**Stated problem**
Gather up every line that includes the string "panel".

**Input rows**

▶

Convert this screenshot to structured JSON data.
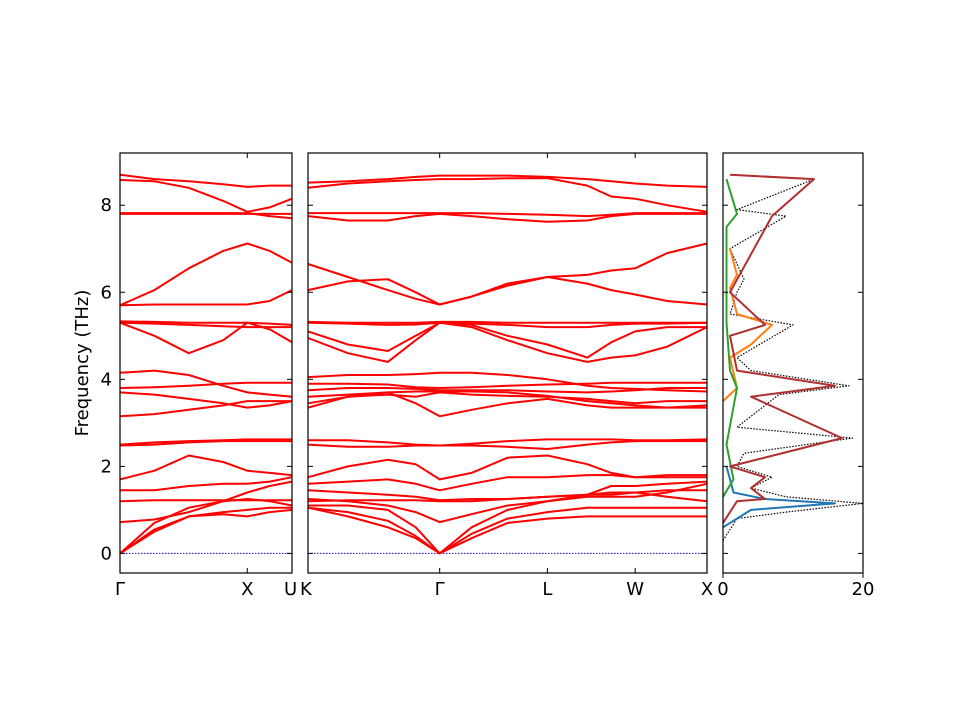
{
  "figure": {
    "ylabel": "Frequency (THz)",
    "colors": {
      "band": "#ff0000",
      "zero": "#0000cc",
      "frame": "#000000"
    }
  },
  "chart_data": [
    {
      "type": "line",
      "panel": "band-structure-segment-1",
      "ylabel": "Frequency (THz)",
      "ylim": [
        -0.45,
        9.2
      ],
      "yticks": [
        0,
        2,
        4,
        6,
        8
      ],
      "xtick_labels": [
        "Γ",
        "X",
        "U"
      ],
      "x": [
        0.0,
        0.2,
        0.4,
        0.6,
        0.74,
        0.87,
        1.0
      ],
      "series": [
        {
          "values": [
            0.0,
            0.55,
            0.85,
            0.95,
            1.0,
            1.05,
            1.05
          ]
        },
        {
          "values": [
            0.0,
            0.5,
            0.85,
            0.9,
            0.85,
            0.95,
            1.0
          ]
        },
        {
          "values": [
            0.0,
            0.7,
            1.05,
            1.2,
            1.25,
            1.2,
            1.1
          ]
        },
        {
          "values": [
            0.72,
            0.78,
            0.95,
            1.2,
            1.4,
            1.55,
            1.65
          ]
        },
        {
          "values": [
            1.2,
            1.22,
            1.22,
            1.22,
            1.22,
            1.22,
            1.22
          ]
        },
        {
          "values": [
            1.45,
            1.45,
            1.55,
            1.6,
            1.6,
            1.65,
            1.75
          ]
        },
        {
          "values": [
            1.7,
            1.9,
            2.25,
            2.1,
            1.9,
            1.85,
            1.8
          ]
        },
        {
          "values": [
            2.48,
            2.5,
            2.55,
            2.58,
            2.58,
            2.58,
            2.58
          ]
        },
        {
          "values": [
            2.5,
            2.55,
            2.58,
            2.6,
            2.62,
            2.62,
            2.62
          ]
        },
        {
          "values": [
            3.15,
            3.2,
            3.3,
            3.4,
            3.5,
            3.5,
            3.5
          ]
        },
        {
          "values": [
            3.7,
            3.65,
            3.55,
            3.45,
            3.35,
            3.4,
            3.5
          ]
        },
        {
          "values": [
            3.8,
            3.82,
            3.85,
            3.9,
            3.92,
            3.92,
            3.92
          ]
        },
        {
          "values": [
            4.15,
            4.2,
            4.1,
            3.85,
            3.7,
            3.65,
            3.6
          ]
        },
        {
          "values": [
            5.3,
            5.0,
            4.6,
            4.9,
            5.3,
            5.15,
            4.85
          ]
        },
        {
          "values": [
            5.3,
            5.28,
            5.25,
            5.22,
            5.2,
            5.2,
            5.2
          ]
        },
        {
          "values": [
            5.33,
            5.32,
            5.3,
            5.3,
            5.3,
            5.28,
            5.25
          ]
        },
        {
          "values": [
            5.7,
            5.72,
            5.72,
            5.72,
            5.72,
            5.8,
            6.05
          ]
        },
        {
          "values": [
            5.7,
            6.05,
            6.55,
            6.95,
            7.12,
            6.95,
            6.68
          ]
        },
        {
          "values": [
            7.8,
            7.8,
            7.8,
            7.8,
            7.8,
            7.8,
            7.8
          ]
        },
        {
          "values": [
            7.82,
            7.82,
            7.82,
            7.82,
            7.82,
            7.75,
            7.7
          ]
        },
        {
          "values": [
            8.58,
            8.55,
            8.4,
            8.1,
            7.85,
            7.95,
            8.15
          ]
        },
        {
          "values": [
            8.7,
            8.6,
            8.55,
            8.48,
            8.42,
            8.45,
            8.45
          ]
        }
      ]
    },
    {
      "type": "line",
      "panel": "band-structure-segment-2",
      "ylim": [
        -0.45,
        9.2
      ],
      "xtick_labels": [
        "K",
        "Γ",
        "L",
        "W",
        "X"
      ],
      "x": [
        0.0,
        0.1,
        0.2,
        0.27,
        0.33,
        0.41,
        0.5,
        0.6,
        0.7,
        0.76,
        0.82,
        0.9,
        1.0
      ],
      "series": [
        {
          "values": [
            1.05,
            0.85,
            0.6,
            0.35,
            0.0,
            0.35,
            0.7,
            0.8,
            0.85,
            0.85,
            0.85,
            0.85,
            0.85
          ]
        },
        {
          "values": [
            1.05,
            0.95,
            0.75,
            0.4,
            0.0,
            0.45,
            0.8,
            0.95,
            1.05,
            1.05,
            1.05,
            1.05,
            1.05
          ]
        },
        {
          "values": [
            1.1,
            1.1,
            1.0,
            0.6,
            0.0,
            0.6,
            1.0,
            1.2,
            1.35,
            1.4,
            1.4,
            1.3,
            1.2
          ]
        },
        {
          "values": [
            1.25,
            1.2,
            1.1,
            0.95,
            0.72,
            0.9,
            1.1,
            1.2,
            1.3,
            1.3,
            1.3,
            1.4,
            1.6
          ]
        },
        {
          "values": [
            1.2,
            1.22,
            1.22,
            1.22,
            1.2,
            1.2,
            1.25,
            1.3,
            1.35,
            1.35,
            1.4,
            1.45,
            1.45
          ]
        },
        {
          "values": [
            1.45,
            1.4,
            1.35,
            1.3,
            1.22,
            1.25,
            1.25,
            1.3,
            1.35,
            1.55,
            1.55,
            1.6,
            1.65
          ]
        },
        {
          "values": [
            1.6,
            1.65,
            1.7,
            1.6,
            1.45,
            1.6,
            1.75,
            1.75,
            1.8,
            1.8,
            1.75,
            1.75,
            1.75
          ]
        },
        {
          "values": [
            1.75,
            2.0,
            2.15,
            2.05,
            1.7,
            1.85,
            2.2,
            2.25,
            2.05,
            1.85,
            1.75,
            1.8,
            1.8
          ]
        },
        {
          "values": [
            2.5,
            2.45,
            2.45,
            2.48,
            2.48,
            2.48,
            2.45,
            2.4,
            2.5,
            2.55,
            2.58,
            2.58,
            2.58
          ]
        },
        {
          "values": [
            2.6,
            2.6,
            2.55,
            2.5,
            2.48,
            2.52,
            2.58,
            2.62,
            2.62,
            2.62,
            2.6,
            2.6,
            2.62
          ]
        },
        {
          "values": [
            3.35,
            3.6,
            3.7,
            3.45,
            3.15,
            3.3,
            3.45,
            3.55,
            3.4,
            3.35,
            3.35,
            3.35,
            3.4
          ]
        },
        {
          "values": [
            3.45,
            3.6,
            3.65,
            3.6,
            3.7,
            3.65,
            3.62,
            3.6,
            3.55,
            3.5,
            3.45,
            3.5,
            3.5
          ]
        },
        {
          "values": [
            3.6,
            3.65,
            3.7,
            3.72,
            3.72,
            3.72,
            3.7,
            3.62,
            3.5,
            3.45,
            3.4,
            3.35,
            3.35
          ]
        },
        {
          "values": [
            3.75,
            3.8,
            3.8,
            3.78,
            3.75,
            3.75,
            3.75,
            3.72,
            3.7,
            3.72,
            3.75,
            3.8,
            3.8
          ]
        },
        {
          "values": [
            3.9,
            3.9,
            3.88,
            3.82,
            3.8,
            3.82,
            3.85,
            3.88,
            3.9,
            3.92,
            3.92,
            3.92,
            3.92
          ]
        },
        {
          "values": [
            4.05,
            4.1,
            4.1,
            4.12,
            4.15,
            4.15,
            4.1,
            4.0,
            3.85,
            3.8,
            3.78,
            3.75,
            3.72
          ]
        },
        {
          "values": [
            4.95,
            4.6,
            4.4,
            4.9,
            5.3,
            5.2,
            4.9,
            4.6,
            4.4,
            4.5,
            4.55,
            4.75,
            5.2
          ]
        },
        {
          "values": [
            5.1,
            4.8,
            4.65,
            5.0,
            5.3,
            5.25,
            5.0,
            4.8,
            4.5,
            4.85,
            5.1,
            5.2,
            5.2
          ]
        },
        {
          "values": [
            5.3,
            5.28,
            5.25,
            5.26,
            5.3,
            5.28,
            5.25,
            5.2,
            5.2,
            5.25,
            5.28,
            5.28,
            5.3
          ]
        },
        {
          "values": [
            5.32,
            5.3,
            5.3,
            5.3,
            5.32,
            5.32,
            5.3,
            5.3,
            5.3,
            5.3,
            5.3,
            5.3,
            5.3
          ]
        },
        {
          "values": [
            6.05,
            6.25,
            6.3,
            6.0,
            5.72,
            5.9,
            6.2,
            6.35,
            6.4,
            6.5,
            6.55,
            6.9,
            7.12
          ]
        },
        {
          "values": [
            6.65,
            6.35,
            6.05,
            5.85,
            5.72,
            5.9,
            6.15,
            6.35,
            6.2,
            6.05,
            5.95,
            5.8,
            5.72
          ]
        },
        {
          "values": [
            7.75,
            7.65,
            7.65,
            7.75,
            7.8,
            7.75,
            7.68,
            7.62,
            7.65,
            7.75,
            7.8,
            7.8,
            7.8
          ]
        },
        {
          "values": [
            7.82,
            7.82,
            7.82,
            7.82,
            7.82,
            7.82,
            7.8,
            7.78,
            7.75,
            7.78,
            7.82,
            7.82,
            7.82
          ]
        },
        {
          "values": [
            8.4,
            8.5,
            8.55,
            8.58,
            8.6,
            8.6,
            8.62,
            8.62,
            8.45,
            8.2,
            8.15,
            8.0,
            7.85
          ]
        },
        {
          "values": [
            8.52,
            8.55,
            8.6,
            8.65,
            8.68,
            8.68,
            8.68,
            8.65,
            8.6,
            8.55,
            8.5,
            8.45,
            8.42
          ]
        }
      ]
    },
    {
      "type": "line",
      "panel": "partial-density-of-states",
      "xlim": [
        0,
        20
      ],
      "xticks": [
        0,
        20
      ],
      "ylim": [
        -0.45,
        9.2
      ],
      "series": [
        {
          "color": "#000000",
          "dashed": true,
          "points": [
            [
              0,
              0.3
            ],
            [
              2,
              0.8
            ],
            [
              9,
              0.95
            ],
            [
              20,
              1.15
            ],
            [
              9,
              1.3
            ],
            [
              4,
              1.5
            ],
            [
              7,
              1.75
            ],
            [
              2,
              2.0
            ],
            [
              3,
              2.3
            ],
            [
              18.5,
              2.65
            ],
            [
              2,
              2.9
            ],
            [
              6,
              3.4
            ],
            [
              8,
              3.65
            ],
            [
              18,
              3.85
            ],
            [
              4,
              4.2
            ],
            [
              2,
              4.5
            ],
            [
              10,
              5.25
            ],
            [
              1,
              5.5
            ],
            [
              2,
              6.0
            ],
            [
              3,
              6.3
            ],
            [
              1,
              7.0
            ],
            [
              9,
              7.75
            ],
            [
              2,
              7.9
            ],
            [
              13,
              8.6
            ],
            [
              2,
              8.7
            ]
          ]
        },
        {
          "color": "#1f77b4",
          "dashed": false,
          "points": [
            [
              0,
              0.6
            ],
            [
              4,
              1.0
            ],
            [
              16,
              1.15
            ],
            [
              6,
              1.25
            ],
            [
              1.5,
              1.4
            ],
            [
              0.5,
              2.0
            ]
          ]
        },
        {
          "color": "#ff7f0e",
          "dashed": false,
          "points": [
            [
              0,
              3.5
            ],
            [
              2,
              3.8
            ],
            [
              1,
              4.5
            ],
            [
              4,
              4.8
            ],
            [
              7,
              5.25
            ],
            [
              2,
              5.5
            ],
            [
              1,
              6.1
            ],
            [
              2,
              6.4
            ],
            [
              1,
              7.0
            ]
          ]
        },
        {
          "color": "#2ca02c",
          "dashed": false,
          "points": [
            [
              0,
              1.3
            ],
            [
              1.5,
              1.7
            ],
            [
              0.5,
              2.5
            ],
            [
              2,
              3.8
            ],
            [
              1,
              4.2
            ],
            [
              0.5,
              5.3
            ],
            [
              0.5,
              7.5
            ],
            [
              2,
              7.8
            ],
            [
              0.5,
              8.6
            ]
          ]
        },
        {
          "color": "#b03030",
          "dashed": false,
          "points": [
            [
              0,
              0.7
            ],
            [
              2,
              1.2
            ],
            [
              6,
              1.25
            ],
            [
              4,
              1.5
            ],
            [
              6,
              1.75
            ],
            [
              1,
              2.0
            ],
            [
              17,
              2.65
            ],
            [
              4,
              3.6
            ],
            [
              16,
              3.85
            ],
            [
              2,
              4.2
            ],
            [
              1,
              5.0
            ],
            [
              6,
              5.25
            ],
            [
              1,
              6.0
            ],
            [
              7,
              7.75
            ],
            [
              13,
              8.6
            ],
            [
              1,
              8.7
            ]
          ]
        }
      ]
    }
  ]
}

◀
▶

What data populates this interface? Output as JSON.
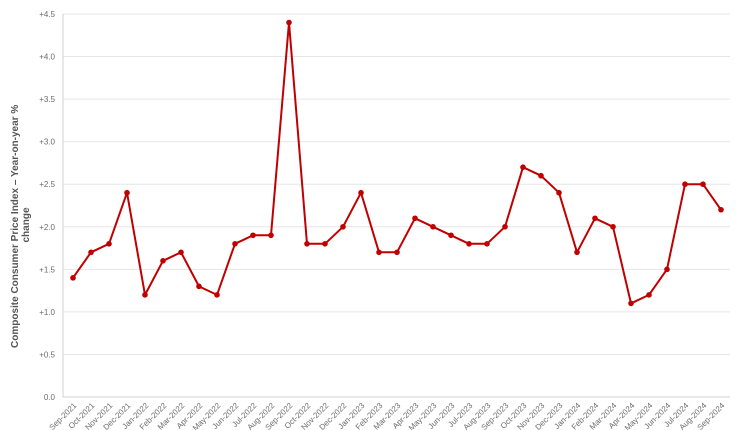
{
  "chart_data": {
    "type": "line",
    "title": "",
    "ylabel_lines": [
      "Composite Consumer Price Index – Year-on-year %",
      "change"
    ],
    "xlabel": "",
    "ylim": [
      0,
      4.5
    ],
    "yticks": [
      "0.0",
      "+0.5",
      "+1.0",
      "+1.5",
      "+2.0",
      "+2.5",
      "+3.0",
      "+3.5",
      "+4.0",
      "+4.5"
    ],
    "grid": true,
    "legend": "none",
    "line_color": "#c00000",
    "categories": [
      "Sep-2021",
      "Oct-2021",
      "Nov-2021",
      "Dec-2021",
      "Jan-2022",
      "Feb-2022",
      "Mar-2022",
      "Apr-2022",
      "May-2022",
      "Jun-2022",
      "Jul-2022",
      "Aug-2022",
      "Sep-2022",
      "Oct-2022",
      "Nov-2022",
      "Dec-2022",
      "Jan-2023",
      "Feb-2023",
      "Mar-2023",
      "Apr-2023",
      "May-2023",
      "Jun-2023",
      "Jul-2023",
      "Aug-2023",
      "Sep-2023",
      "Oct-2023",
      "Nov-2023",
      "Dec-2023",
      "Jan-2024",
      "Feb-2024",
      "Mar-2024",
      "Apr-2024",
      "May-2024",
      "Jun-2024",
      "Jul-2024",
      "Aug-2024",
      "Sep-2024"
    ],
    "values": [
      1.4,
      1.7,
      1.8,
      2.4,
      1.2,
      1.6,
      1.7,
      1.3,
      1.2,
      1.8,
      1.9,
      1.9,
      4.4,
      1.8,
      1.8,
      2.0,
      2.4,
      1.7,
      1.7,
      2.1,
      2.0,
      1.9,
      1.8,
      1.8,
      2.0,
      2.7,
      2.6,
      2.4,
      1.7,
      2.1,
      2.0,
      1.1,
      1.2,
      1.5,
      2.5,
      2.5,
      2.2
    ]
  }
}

◀

**Response for this exercise**
      "panel": "band-structure-segment-1",
      "panel": "band-structure-segment-2",
      "panel": "partial-density-of-states",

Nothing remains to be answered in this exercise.